— WHAT THE TASK ASKS —
Find the word "Your" in the records below. List each line containing it.

Excerpt from a dataset:
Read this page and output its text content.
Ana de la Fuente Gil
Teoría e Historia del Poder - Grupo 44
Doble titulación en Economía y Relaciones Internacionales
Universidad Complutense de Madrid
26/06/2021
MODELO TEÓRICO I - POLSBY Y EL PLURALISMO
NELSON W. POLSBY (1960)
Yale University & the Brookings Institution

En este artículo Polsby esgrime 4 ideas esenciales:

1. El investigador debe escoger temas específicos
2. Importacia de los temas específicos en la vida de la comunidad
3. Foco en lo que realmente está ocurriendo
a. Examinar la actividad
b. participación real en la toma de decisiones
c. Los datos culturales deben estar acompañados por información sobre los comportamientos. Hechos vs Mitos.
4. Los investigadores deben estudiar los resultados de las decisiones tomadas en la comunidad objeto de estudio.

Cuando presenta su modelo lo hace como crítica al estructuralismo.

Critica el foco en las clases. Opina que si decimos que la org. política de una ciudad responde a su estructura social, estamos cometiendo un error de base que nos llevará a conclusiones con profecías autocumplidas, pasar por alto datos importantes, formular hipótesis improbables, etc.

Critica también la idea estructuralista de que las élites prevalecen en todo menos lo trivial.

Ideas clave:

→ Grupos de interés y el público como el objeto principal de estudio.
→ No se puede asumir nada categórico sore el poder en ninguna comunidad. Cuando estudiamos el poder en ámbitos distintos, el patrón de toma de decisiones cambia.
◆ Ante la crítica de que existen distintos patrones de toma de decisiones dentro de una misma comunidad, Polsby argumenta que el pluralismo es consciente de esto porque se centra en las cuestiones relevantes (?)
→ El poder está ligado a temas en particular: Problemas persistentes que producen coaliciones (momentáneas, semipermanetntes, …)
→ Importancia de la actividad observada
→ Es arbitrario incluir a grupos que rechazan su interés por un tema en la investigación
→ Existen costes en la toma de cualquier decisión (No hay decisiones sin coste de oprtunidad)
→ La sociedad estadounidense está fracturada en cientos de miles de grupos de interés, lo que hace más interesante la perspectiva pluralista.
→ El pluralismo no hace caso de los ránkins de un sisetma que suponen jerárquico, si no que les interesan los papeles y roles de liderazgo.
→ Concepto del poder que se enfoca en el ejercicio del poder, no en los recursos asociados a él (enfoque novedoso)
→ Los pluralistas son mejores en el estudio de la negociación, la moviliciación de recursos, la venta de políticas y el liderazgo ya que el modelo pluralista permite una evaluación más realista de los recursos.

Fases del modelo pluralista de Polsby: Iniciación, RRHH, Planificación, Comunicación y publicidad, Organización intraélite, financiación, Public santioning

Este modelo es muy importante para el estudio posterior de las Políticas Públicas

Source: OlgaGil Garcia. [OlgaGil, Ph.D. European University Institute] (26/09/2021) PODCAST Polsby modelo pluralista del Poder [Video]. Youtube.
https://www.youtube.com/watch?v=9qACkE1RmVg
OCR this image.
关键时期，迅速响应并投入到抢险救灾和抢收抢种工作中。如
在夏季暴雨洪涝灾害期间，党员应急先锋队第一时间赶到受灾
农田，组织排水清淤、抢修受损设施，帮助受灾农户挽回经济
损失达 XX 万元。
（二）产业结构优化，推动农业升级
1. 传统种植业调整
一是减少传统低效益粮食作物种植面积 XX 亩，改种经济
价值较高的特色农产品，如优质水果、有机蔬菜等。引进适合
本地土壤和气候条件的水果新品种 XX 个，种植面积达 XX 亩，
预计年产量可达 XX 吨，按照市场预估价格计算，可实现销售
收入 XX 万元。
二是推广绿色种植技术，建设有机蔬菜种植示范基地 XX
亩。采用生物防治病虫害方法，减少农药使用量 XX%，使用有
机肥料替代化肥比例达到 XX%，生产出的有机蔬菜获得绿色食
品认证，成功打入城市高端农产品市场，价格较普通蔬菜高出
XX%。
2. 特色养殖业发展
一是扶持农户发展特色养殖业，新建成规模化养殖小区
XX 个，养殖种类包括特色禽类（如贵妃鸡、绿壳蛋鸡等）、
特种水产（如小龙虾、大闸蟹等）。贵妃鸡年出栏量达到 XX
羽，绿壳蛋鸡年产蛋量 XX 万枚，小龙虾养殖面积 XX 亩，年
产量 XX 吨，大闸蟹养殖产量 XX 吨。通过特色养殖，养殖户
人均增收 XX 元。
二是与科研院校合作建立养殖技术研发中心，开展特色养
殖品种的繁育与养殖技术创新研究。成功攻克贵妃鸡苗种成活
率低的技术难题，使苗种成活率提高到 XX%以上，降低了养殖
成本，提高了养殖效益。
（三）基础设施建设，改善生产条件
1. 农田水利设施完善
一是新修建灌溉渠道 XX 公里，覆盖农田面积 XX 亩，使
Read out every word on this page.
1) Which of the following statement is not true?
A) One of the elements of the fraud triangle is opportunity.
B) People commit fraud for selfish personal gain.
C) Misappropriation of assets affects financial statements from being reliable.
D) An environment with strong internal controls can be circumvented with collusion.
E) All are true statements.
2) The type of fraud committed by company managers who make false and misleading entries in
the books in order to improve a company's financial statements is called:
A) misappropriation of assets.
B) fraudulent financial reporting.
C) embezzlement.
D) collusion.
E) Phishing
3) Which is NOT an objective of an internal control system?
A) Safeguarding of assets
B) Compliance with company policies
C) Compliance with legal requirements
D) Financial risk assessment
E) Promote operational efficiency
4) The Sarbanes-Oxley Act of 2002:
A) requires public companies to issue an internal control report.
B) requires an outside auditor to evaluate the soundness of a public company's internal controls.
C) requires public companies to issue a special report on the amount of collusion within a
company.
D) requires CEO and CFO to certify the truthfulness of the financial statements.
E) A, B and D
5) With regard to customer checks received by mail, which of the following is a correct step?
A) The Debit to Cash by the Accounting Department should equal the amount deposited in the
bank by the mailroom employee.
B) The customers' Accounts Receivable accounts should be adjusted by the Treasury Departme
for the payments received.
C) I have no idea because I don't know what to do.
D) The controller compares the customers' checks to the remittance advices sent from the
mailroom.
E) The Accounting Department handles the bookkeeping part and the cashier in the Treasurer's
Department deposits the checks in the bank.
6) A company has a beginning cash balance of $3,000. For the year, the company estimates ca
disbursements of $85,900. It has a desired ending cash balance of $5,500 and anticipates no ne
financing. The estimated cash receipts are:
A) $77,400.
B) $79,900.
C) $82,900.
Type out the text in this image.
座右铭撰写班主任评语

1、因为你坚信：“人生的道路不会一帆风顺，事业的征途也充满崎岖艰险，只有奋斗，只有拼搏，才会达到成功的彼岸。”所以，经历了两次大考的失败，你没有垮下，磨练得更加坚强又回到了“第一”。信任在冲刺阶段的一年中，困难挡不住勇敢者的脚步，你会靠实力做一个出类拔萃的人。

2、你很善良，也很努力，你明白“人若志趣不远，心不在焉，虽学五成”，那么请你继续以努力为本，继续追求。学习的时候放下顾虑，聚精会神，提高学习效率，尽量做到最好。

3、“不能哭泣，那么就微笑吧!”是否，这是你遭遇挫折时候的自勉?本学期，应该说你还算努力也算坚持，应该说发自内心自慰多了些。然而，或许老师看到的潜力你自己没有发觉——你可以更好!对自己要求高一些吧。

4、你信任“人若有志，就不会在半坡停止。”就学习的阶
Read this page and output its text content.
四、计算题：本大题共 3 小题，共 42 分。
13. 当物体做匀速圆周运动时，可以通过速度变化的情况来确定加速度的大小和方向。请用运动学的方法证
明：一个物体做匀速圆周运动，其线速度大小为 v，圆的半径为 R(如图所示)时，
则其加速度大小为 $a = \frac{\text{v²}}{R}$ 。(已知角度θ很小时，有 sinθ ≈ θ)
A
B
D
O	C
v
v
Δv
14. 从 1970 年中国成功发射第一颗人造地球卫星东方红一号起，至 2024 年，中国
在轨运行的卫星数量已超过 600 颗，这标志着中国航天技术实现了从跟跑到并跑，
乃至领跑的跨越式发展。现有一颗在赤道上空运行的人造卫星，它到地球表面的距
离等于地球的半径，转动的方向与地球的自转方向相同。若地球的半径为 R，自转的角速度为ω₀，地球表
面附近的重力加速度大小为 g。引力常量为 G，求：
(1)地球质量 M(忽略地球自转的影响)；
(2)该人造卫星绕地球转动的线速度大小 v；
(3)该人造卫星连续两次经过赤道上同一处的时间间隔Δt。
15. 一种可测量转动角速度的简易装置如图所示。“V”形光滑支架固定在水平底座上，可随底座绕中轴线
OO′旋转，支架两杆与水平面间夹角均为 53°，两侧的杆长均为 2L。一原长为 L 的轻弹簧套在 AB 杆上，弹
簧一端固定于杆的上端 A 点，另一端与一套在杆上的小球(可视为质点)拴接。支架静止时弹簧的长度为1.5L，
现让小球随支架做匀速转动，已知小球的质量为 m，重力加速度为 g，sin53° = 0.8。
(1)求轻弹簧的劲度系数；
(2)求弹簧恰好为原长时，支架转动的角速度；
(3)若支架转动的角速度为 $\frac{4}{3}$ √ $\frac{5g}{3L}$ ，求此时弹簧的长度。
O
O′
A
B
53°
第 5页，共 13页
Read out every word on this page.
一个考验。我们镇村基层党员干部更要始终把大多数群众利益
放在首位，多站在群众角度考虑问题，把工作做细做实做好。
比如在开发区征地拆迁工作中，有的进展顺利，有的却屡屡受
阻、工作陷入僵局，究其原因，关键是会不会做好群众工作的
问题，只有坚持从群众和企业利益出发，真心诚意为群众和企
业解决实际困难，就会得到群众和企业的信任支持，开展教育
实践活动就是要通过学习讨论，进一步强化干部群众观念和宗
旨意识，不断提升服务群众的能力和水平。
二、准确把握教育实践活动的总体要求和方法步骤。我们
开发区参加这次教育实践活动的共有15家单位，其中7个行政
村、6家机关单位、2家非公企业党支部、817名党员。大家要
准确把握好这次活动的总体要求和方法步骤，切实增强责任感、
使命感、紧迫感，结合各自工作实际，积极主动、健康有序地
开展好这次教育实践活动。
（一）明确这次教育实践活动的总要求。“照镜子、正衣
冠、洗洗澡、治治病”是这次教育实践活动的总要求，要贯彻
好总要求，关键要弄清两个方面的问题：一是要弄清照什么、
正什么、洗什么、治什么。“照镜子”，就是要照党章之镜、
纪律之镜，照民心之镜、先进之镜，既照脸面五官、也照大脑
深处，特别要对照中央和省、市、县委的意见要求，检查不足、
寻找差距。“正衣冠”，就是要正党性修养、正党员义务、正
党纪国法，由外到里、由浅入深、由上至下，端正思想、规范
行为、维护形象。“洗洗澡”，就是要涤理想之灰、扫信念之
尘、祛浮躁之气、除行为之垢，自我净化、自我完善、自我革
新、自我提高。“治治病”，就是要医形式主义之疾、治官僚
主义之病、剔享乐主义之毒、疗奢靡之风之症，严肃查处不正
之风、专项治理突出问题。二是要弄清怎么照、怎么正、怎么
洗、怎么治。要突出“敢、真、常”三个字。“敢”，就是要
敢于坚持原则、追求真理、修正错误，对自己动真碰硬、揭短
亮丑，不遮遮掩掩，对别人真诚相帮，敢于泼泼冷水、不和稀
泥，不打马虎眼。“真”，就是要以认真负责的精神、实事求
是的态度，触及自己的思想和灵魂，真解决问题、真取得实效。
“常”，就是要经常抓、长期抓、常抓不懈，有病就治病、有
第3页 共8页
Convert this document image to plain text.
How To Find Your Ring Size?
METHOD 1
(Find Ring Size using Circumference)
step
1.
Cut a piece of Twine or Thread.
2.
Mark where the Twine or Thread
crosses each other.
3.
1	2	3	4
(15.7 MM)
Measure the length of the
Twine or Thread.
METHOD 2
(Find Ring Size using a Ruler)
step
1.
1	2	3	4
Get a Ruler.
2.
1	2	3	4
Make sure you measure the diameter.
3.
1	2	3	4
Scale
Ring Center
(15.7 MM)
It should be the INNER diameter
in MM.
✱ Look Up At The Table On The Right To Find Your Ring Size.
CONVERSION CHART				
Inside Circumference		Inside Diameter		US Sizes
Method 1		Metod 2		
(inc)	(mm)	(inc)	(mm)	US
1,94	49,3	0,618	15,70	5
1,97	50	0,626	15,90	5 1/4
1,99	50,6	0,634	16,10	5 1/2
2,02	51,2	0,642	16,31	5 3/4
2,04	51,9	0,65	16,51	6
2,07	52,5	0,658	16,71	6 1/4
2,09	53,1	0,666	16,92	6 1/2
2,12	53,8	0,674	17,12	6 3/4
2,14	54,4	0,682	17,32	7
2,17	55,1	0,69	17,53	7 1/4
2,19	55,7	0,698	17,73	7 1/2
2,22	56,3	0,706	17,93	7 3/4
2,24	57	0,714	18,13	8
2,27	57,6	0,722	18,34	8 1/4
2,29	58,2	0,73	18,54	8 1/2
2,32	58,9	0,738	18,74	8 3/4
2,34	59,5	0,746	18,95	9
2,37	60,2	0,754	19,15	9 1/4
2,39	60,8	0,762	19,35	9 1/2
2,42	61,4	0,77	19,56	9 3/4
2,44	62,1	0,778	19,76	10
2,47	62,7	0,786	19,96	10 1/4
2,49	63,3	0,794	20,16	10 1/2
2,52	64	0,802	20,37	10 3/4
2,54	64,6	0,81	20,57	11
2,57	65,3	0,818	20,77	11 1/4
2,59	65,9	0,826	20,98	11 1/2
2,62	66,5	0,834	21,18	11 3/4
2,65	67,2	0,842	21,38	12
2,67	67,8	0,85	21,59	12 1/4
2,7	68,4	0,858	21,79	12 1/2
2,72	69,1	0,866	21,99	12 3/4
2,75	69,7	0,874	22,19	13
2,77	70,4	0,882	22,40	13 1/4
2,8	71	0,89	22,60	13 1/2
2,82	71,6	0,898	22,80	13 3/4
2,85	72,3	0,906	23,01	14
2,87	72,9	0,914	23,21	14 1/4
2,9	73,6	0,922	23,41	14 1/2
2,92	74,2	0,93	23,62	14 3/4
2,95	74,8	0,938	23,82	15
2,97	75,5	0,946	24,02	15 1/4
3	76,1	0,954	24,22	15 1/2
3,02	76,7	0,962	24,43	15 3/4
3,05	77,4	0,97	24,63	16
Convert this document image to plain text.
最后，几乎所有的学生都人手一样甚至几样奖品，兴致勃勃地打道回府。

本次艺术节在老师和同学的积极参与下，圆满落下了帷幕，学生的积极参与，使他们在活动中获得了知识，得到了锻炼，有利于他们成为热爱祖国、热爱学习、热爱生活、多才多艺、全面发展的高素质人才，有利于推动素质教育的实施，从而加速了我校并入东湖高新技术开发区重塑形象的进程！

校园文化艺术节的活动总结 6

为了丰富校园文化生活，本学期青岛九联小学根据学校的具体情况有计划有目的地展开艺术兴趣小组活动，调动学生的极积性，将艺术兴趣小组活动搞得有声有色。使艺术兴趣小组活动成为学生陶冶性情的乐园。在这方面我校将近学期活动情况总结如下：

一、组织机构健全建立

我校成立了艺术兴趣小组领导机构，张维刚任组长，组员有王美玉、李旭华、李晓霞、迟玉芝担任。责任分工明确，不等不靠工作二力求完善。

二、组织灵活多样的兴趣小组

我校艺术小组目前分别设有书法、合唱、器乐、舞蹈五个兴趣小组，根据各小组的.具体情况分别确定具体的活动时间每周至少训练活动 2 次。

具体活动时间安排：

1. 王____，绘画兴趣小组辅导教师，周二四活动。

— SOLUTION —
How To Find Your Ring Size?
✱ Look Up At The Table On The Right To Find Your Ring Size.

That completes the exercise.